- _Work instructions_:
Filter for the word "olika" and keep each matching line.
■ ■ ■ ■ ■
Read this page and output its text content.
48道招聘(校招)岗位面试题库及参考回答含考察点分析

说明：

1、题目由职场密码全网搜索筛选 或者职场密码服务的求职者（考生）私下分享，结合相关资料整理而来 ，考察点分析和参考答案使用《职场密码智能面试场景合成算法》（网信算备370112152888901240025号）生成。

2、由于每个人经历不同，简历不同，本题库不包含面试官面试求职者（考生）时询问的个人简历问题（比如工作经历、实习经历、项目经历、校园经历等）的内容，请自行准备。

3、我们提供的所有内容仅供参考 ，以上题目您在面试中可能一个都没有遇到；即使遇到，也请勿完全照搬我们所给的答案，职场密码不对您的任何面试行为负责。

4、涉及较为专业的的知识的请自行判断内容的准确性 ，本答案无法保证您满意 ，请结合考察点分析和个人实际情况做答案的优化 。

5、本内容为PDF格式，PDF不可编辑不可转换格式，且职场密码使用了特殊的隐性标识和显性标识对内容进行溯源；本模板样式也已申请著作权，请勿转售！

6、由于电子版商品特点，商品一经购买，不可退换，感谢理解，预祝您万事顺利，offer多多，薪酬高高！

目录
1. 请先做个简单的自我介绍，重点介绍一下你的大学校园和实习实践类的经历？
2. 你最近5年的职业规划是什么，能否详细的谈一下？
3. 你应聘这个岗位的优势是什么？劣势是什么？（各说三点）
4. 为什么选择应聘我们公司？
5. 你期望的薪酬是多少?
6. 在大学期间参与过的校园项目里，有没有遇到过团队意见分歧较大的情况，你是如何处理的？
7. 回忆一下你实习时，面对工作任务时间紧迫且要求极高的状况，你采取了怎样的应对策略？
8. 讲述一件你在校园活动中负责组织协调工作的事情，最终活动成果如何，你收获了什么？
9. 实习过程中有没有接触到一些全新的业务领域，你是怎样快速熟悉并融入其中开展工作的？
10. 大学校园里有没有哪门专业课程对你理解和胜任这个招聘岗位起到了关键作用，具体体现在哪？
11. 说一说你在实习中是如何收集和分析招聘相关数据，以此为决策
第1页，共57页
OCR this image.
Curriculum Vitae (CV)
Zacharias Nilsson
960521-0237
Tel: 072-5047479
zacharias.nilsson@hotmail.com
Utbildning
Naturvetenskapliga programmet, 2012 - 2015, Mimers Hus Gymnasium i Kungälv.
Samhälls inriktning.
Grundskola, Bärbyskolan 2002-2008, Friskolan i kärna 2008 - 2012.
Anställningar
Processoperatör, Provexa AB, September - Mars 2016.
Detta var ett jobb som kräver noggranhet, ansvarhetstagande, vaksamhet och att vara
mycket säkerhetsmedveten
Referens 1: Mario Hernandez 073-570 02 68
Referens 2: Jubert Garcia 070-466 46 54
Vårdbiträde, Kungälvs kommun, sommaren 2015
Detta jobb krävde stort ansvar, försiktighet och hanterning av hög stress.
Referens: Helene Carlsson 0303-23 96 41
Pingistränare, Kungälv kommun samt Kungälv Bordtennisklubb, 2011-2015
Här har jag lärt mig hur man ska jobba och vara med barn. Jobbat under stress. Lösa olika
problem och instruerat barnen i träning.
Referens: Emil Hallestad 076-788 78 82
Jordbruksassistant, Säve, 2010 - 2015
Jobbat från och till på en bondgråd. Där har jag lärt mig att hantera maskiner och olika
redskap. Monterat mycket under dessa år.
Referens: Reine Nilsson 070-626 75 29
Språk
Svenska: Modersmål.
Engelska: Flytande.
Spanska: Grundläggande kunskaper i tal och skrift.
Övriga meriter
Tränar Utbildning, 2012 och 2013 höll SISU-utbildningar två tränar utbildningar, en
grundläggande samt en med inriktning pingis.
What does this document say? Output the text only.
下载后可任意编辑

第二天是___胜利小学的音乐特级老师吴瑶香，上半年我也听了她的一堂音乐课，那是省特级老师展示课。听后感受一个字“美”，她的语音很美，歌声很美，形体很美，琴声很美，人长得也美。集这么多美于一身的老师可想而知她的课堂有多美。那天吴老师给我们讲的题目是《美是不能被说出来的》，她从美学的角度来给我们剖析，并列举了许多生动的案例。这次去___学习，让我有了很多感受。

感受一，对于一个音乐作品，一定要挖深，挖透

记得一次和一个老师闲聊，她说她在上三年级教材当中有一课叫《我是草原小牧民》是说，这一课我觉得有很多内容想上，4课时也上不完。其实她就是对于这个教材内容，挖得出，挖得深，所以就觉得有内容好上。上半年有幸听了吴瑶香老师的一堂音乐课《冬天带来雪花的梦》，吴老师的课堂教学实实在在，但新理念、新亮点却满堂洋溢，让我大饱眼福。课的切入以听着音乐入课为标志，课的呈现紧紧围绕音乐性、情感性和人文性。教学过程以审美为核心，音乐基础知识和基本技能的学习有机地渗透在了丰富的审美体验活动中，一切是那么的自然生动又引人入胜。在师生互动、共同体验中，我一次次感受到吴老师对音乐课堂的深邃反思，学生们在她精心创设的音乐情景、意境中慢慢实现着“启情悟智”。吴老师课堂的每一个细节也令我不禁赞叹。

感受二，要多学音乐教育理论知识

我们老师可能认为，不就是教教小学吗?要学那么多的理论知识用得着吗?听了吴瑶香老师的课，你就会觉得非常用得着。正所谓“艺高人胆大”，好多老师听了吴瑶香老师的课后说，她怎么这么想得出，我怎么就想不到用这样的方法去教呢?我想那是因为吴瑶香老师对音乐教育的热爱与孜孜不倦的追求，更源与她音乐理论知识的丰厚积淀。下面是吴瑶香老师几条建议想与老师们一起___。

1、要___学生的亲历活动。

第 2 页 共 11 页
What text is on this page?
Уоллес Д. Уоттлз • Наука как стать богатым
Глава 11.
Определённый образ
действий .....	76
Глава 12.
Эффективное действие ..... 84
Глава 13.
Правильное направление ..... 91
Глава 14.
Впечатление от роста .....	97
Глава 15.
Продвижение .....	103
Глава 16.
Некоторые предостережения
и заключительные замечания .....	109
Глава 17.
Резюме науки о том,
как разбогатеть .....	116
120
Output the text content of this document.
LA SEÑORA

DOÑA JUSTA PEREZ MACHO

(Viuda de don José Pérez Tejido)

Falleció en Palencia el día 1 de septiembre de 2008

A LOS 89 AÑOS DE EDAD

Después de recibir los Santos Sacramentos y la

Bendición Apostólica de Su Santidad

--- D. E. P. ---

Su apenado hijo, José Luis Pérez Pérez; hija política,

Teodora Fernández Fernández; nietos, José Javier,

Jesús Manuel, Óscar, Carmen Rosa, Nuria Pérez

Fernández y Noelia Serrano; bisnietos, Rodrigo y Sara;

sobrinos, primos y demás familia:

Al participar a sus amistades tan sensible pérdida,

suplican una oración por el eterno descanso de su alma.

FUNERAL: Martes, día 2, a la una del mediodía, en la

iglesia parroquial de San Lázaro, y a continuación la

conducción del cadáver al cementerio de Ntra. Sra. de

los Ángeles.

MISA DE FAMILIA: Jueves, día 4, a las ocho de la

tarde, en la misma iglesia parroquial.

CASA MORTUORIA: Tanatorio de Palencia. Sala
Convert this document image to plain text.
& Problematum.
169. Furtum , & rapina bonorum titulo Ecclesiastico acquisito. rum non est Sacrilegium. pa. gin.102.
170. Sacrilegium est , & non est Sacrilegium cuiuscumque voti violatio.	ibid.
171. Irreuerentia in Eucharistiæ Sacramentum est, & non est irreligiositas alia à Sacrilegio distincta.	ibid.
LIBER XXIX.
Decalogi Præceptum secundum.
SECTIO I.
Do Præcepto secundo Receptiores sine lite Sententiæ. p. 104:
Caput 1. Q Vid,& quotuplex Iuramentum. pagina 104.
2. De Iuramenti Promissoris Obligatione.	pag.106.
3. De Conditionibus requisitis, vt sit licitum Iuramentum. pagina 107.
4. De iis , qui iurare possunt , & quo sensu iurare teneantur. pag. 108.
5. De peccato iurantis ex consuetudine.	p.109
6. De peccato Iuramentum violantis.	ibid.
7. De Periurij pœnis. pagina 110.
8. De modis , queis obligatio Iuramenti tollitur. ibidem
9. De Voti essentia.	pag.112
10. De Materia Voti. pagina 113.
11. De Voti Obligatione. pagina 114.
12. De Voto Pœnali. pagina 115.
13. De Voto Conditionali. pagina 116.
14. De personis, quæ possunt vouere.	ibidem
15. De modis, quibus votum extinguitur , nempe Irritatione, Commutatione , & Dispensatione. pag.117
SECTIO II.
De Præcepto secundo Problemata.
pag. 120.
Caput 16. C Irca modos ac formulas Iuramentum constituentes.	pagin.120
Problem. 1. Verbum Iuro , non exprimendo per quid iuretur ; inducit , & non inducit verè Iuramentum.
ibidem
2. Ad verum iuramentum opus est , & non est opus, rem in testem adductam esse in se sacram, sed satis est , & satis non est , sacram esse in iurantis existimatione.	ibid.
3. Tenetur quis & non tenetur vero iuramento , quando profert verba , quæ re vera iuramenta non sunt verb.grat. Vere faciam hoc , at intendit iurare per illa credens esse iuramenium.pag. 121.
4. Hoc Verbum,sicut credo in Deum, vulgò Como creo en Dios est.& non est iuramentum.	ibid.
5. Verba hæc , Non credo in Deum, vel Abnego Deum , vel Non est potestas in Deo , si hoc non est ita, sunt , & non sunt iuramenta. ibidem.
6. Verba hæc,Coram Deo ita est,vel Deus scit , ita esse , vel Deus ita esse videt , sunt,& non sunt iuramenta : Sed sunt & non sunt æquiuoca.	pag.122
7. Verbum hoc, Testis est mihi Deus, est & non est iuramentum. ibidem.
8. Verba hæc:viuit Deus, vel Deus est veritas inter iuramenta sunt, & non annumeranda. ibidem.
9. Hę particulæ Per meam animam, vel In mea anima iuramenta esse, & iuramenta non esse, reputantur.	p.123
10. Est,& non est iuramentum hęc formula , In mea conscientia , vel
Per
■ ■ ■ ■ ■
- _Task result_:
Här har jag lärt mig hur man ska jobba och vara med barn. Jobbat under stress. Lösa olika
Jobbat från och till på en bondgråd. Där har jag lärt mig att hantera maskiner och olika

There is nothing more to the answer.